What needs to be done: In the listing that follows, count the lines holding the word "olevat" and report only that number.
— BEGIN Available records —
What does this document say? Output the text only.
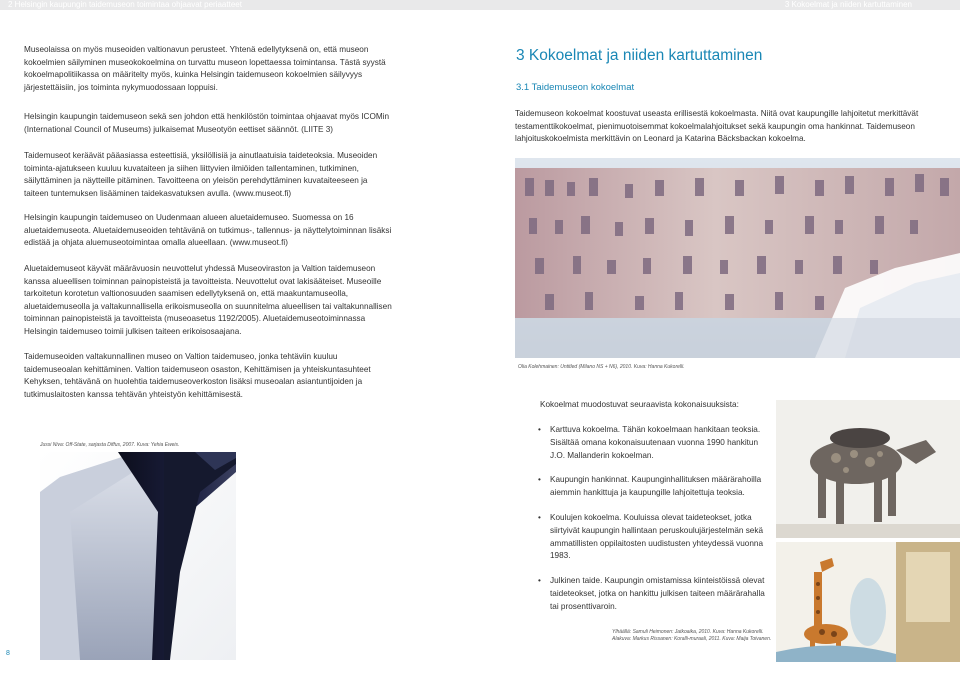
2 Helsingin kaupungin taidemuseon toimintaa ohjaavat periaatteet	3 Kokoelmat ja niiden kartuttaminen

Museolaissa on myös museoiden valtionavun perusteet. Yhtenä edellytyksenä on, että museon kokoelmien säilyminen museokokoelmina on turvattu museon lopettaessa toimintansa. Tästä syystä kokoelmapolitiikassa on määritelty myös, kuinka Helsingin taidemuseon kokoelmien säilyvyys järjestettäisiin, jos toiminta nykymuodossaan loppuisi.

Helsingin kaupungin taidemuseon sekä sen johdon että henkilöstön toimintaa ohjaavat myös ICOMin (International Council of Museums) julkaisemat Museotyön eettiset säännöt. (LIITE 3)

Taidemuseot keräävät pääasiassa esteettisiä, yksilöllisiä ja ainutlaatuisia taideteoksia. Museoiden toiminta-ajatukseen kuuluu kuvataiteen ja siihen liittyvien ilmiöiden tallentaminen, tutkiminen, säilyttäminen ja näytteille pitäminen. Tavoitteena on yleisön perehdyttäminen kuvataiteeseen ja taiteen tuntemuksen lisääminen taidekasvatuksen avulla. (www.museot.fi)

Helsingin kaupungin taidemuseo on Uudenmaan alueen aluetaidemuseo. Suomessa on 16 aluetaidemuseota. Aluetaidemuseoiden tehtävänä on tutkimus-, tallennus- ja näyttelytoiminnan lisäksi edistää ja ohjata aluemuseotoimintaa omalla alueellaan. (www.museot.fi)

Aluetaidemuseot käyvät määrävuosin neuvottelut yhdessä Museoviraston ja Valtion taidemuseon kanssa alueellisen toiminnan painopisteistä ja tavoitteista. Neuvottelut ovat lakisääteiset. Museoille tarkoitetun korotetun valtionosuuden saamisen edellytyksenä on, että maakuntamuseolla, aluetaidemuseolla ja valtakunnallisella erikoismuseolla on suunnitelma alueellisen tai valtakunnallisen toiminnan painopisteistä ja tavoitteista (museoasetus 1192/2005). Aluetaidemuseotoiminnassa Helsingin taidemuseo toimii julkisen taiteen erikoisosaajana.

Taidemuseoiden valtakunnallinen museo on Valtion taidemuseo, jonka tehtäviin kuuluu taidemuseoalan kehittäminen. Valtion taidemuseon osaston, Kehittämisen ja yhteiskuntasuhteet Kehyksen, tehtävänä on huolehtia taidemuseoverkoston lisäksi museoalan asiantuntijoiden ja tutkimuslaitosten kanssa tehtävän yhteistyön kehittämisestä.

Jussi Niva: Off-State, sarjasta Diffus, 2007. Kuva: Yehia Eweis.
3 Kokoelmat ja niiden kartuttaminen
3.1 Taidemuseon kokoelmat

Taidemuseon kokoelmat koostuvat useasta erillisestä kokoelmasta. Niitä ovat kaupungille lahjoitetut merkittävät testamenttikokoelmat, pienimuotoisemmat kokoelmalahjoitukset sekä kaupungin oma hankinnat. Taidemuseon lahjoituskokoelmista merkittävin on Leonard ja Katarina Bäcksbackan kokoelma.

Olia Kolehmainen: Untitled (Milano NS + N6), 2010. Kuva: Hanna Kukorelli.
Kokoelmat muodostuvat seuraavista kokonaisuuksista:
• Karttuva kokoelma. Tähän kokoelmaan hankitaan teoksia. Sisältää omana kokonaisuutenaan vuonna 1990 hankitun J.O. Mallanderin kokoelman.
• Kaupungin hankinnat. Kaupunginhallituksen määrärahoilla aiemmin hankittuja ja kaupungille lahjoitettuja teoksia.
• Koulujen kokoelma. Kouluissa olevat taideteokset, jotka siirtyivät kaupungin hallintaan peruskoulujärjestelmän sekä ammatillisten oppilaitosten uudistusten yhteydessä vuonna 1983.
• Julkinen taide. Kaupungin omistamissa kiinteistöissä olevat taideteokset, jotka on hankittu julkisen taiteen määrärahalla tai prosenttivaroin.
Ylhäällä: Samuli Heimonen: Jatkoaika, 2010. Kuva: Hanna Kukorelli.
Alakuva: Markus Rissanen: Koralli-muraali, 2011. Kuva: Maija Toivanen.
8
— END Available records —
Correct response: 2